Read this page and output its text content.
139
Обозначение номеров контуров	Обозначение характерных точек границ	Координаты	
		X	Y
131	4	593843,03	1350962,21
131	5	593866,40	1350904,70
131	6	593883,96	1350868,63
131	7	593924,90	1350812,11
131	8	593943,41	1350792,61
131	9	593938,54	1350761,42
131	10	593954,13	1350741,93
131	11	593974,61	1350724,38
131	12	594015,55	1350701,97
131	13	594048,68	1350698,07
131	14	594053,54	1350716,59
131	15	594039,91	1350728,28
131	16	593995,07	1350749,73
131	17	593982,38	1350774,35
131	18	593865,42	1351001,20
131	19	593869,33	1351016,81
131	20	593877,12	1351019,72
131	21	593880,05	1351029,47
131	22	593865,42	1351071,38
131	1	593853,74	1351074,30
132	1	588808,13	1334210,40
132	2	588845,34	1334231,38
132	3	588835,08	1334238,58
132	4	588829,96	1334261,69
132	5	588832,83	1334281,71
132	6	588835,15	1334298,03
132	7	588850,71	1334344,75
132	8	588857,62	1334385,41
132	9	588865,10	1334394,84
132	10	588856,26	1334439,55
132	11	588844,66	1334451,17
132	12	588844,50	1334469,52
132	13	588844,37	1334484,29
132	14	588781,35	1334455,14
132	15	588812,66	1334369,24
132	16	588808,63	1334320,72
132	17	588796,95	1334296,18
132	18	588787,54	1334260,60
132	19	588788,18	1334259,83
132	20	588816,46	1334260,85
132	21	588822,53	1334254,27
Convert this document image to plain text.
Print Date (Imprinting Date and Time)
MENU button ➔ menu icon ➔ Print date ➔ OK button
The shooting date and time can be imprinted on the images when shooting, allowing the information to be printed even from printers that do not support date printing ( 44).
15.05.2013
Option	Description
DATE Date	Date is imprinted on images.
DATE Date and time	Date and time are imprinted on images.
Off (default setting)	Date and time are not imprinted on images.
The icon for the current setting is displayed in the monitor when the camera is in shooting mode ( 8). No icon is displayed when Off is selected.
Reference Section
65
________________________________________
Task statement => Please set down each line of the records exactly as given.

Output of the exercise =>
Read this page and output its text content.
139
Обозначение номеров контуров	Обозначение характерных точек границ	Координаты	
		X	Y
131	4	593843,03	1350962,21
131	5	593866,40	1350904,70
131	6	593883,96	1350868,63
131	7	593924,90	1350812,11
131	8	593943,41	1350792,61
131	9	593938,54	1350761,42
131	10	593954,13	1350741,93
131	11	593974,61	1350724,38
131	12	594015,55	1350701,97
131	13	594048,68	1350698,07
131	14	594053,54	1350716,59
131	15	594039,91	1350728,28
131	16	593995,07	1350749,73
131	17	593982,38	1350774,35
131	18	593865,42	1351001,20
131	19	593869,33	1351016,81
131	20	593877,12	1351019,72
131	21	593880,05	1351029,47
131	22	593865,42	1351071,38
131	1	593853,74	1351074,30
132	1	588808,13	1334210,40
132	2	588845,34	1334231,38
132	3	588835,08	1334238,58
132	4	588829,96	1334261,69
132	5	588832,83	1334281,71
132	6	588835,15	1334298,03
132	7	588850,71	1334344,75
132	8	588857,62	1334385,41
132	9	588865,10	1334394,84
132	10	588856,26	1334439,55
132	11	588844,66	1334451,17
132	12	588844,50	1334469,52
132	13	588844,37	1334484,29
132	14	588781,35	1334455,14
132	15	588812,66	1334369,24
132	16	588808,63	1334320,72
132	17	588796,95	1334296,18
132	18	588787,54	1334260,60
132	19	588788,18	1334259,83
132	20	588816,46	1334260,85
132	21	588822,53	1334254,27
Convert this document image to plain text.
Print Date (Imprinting Date and Time)
MENU button ➔ menu icon ➔ Print date ➔ OK button
The shooting date and time can be imprinted on the images when shooting, allowing the information to be printed even from printers that do not support date printing ( 44).
15.05.2013
Option	Description
DATE Date	Date is imprinted on images.
DATE Date and time	Date and time are imprinted on images.
Off (default setting)	Date and time are not imprinted on images.
The icon for the current setting is displayed in the monitor when the camera is in shooting mode ( 8). No icon is displayed when Off is selected.
Reference Section
65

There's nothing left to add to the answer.